» **Instructions for the task**:
Count each line below that has "grid" anywhere in it. Answer with the total alone.

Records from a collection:
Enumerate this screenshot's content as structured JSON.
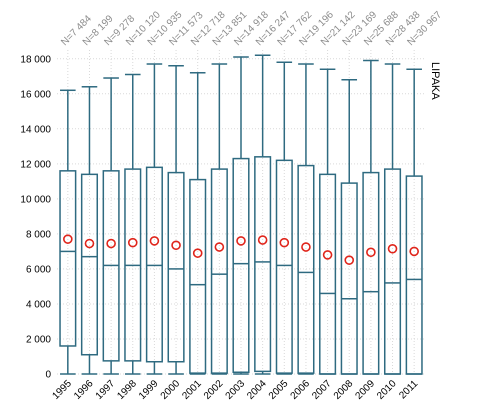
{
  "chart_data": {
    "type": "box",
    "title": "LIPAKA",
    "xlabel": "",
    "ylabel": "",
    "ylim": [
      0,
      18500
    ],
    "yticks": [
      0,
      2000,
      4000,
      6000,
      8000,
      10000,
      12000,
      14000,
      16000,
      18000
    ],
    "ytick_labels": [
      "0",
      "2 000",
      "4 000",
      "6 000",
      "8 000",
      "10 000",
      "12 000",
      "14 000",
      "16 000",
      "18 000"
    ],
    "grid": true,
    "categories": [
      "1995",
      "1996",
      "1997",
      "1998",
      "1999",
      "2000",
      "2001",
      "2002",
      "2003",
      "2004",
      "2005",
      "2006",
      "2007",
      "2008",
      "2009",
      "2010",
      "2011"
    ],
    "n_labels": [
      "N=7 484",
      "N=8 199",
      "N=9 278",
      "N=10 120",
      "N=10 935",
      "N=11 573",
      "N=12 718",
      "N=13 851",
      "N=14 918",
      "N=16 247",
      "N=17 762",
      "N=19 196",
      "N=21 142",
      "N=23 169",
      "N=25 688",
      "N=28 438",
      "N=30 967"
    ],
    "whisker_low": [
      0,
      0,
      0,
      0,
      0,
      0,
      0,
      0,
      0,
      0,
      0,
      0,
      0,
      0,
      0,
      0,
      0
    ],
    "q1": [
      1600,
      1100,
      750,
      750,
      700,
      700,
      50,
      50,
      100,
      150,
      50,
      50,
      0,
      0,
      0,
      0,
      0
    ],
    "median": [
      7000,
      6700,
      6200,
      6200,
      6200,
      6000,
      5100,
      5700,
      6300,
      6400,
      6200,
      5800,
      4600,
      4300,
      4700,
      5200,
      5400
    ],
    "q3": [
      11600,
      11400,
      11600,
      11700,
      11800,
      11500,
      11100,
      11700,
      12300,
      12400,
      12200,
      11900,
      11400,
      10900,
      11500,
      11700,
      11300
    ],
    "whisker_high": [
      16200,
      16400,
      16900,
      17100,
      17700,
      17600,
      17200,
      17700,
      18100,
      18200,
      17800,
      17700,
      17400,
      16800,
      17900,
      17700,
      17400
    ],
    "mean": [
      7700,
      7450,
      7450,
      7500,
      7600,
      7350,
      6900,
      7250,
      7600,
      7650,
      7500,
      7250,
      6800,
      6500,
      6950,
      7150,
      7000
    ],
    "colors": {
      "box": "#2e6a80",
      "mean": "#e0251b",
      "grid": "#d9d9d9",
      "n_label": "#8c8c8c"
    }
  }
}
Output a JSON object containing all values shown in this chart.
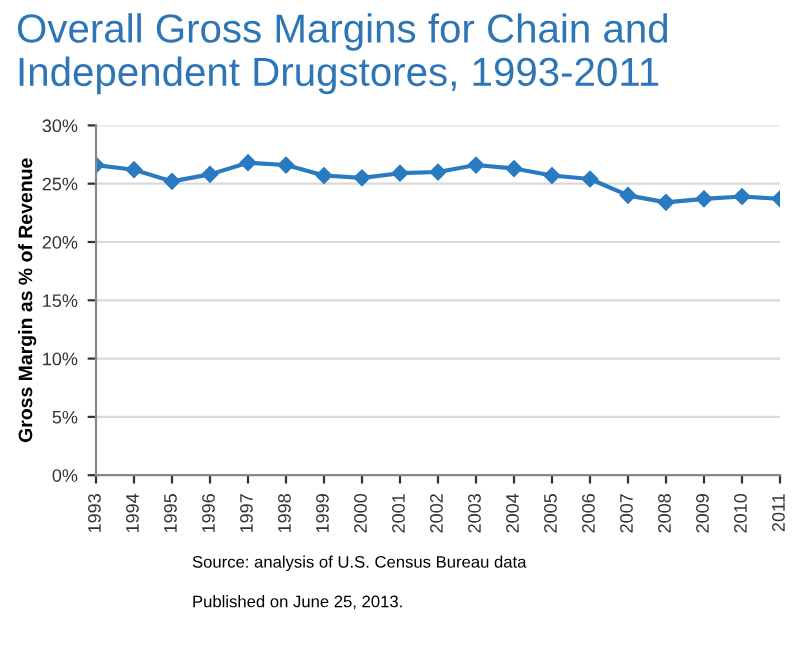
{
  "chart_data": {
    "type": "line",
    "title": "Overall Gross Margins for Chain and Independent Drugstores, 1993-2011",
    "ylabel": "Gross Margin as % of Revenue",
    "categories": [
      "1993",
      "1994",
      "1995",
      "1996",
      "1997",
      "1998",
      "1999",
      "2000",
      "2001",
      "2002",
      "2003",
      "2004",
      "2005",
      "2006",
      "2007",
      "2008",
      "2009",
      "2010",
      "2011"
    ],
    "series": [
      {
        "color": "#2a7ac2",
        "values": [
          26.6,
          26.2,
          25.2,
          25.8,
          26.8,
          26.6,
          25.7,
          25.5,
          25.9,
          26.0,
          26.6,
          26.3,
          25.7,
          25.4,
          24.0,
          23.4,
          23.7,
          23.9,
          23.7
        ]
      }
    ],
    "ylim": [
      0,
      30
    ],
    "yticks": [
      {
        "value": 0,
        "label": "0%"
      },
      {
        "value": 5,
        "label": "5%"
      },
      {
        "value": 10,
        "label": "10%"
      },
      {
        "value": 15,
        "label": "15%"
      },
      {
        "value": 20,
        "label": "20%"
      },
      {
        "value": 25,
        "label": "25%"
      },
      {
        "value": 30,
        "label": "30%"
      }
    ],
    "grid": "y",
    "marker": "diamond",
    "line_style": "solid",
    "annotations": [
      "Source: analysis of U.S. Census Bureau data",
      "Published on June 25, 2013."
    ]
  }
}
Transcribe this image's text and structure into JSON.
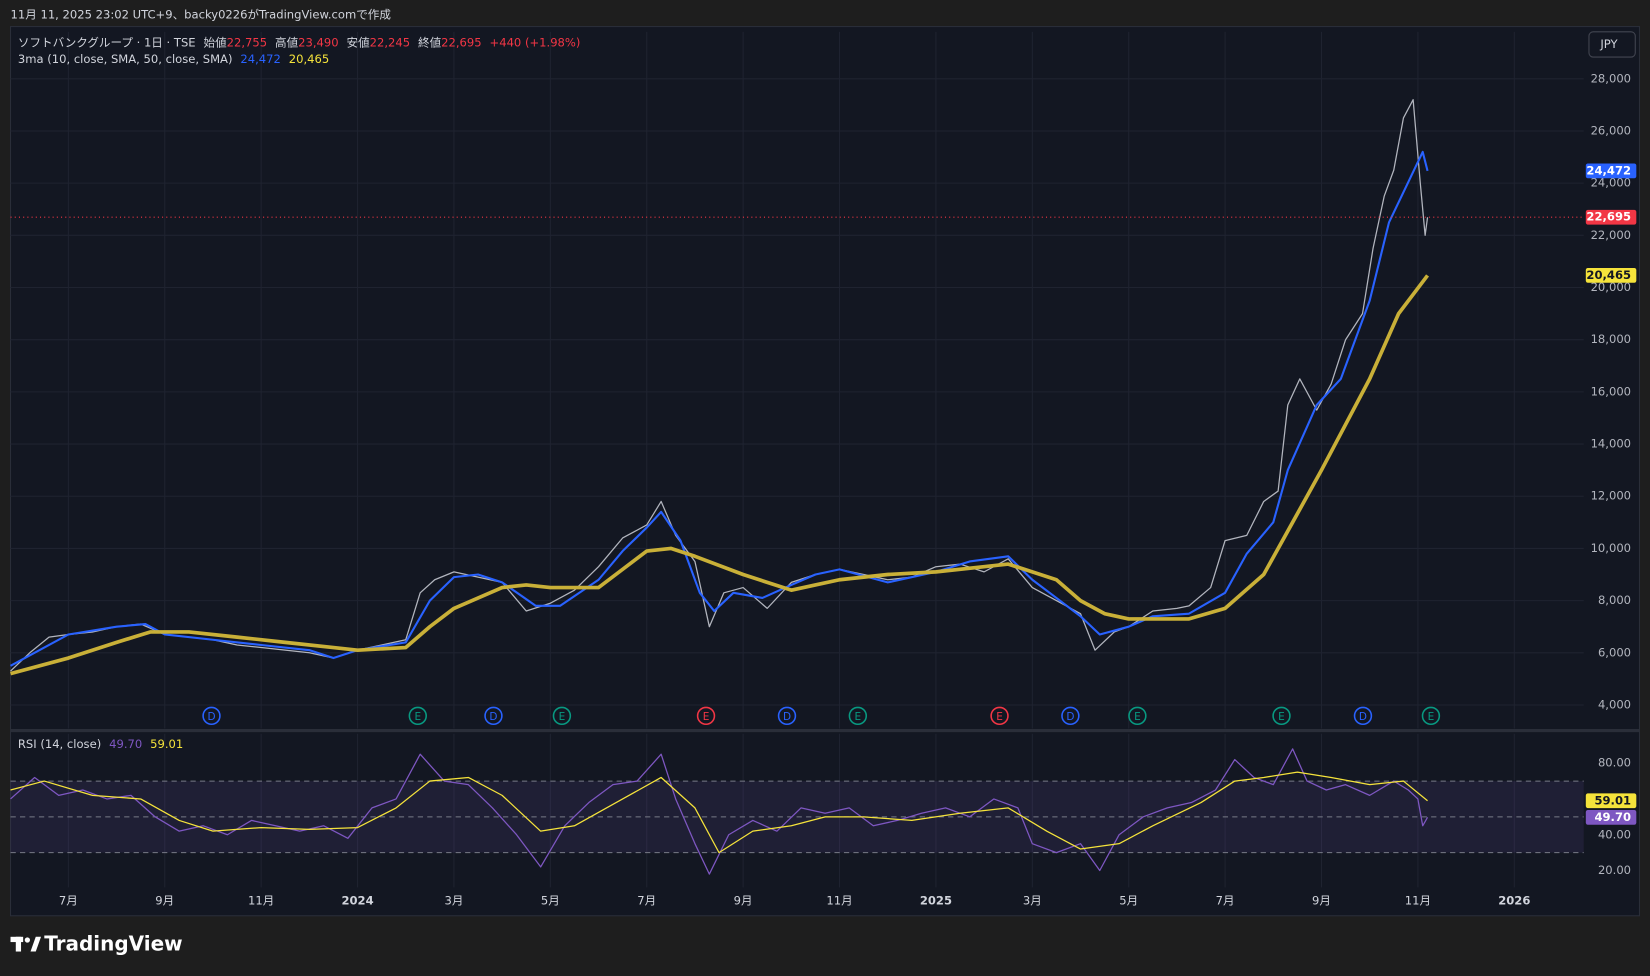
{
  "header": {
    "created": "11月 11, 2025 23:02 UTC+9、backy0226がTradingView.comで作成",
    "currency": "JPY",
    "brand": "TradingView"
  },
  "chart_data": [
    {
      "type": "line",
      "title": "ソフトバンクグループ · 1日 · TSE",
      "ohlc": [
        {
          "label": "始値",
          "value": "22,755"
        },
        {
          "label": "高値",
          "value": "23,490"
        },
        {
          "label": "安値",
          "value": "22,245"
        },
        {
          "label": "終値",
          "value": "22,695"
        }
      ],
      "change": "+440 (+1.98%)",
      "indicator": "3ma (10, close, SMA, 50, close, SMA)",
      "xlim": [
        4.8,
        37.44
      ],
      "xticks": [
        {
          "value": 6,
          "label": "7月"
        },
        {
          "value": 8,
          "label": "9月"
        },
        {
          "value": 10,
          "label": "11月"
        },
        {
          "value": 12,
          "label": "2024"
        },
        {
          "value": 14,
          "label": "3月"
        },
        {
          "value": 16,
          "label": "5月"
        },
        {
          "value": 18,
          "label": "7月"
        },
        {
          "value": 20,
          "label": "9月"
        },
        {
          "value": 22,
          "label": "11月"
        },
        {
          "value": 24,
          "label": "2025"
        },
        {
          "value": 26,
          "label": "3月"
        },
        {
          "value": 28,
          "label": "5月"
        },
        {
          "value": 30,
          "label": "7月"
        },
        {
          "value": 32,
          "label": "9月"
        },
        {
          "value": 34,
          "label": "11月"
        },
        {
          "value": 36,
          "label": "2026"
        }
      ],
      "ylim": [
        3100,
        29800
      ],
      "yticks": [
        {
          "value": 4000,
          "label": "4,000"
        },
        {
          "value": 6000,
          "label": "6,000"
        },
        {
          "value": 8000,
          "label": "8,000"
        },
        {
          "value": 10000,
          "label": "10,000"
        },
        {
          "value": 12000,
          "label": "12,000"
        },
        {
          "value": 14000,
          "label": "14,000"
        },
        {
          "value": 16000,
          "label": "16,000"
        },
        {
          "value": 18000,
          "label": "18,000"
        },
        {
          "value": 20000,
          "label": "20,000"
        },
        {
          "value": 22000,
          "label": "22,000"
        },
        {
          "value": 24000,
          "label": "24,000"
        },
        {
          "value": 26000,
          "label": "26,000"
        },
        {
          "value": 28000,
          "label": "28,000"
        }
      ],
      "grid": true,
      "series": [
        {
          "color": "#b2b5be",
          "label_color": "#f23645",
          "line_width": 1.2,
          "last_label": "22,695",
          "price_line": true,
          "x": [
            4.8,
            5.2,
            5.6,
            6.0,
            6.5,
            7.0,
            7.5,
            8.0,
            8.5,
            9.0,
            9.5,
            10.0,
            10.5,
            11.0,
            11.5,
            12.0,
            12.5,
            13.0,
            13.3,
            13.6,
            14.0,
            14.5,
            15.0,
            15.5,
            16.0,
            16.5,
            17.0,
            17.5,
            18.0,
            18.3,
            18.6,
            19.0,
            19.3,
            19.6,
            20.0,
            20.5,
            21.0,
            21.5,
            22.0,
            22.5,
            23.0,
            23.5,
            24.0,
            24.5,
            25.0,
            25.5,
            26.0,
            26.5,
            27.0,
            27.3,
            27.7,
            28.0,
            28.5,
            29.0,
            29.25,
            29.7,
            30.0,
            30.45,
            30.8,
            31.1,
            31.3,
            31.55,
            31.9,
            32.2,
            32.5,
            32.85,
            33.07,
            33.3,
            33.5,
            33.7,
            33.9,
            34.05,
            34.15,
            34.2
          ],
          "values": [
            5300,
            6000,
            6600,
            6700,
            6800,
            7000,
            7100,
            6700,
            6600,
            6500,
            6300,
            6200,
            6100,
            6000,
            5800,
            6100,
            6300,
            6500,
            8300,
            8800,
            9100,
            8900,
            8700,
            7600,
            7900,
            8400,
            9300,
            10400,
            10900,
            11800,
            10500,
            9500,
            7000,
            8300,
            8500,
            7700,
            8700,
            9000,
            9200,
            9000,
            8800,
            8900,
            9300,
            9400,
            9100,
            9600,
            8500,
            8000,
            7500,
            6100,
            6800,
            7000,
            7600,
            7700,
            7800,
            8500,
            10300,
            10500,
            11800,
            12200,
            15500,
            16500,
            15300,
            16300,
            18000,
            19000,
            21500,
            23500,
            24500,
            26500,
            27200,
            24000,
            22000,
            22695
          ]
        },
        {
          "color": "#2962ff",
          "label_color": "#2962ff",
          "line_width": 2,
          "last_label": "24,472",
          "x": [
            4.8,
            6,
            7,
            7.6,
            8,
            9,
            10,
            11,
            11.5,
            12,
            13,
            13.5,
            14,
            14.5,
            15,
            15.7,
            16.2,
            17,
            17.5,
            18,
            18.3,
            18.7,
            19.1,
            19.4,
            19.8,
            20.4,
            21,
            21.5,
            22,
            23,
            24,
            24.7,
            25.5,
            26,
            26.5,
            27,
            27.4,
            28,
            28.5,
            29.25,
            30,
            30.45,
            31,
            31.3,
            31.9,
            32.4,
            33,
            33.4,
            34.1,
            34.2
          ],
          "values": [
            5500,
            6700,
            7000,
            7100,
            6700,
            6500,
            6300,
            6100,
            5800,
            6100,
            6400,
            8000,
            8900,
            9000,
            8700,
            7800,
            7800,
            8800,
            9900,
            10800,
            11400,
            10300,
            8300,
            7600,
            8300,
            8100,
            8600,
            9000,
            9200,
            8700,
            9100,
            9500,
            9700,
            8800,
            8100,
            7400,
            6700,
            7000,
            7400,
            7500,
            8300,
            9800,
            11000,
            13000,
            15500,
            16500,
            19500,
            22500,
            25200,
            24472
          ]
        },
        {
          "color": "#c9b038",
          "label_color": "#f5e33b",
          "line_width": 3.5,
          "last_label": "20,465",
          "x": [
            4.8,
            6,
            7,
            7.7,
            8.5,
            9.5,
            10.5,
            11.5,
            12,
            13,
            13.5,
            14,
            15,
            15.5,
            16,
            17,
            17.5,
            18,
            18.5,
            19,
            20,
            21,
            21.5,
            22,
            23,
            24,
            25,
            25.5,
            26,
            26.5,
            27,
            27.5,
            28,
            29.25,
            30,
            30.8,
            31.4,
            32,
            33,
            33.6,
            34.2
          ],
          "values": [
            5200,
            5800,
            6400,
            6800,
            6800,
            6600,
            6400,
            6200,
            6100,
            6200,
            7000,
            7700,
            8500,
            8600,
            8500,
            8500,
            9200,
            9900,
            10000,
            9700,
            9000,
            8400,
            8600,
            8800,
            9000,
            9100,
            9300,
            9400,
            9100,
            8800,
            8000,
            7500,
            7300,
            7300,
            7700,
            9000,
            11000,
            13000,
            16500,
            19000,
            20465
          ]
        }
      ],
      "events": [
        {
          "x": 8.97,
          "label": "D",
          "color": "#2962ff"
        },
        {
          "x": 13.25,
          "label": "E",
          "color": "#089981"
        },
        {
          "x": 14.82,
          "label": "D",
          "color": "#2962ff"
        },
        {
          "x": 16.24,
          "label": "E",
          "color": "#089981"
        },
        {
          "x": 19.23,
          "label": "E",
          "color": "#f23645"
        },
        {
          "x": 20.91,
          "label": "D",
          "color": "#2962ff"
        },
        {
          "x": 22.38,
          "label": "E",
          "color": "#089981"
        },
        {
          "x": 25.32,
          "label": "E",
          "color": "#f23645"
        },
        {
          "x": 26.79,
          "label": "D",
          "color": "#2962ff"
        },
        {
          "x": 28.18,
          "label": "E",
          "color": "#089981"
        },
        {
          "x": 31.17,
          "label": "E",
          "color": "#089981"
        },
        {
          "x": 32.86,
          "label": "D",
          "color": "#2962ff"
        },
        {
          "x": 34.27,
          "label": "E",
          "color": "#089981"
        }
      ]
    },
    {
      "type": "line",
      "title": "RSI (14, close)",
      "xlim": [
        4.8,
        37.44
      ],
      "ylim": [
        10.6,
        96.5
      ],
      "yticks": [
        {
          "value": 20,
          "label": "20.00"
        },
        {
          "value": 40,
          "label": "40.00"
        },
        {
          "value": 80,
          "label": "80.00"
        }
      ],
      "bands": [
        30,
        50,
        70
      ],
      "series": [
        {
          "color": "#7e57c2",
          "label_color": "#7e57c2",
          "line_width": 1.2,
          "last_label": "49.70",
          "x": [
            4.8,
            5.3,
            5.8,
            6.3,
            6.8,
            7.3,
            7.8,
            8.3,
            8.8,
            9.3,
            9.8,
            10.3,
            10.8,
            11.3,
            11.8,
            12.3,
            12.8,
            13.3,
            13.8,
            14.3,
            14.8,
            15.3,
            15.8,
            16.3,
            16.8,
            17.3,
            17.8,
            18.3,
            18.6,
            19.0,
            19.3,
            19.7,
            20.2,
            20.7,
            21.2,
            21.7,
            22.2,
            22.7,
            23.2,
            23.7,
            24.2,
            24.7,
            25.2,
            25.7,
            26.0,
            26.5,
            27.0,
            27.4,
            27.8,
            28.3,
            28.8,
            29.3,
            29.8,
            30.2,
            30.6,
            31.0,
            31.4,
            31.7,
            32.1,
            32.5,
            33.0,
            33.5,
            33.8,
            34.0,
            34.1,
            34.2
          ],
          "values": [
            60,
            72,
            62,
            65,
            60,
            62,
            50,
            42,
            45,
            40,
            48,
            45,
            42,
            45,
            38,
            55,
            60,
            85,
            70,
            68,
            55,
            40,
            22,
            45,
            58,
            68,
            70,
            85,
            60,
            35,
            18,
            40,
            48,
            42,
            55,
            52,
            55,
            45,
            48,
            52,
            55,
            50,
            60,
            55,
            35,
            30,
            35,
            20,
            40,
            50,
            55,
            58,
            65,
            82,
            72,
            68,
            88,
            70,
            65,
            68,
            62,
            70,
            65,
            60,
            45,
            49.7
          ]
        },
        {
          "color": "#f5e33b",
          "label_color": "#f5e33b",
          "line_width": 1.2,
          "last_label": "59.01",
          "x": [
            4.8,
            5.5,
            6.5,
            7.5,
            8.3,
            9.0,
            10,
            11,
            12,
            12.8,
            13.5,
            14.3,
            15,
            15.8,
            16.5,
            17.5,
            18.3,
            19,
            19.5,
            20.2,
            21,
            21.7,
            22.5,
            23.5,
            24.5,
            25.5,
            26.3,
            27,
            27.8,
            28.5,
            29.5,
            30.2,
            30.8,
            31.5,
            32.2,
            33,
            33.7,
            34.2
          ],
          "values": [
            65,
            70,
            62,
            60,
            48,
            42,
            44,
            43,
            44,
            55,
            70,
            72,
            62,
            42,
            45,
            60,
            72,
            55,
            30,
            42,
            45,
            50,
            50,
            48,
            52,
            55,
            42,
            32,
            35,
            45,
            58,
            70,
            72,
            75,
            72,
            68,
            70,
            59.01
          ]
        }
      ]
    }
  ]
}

» **Output of the task**:
4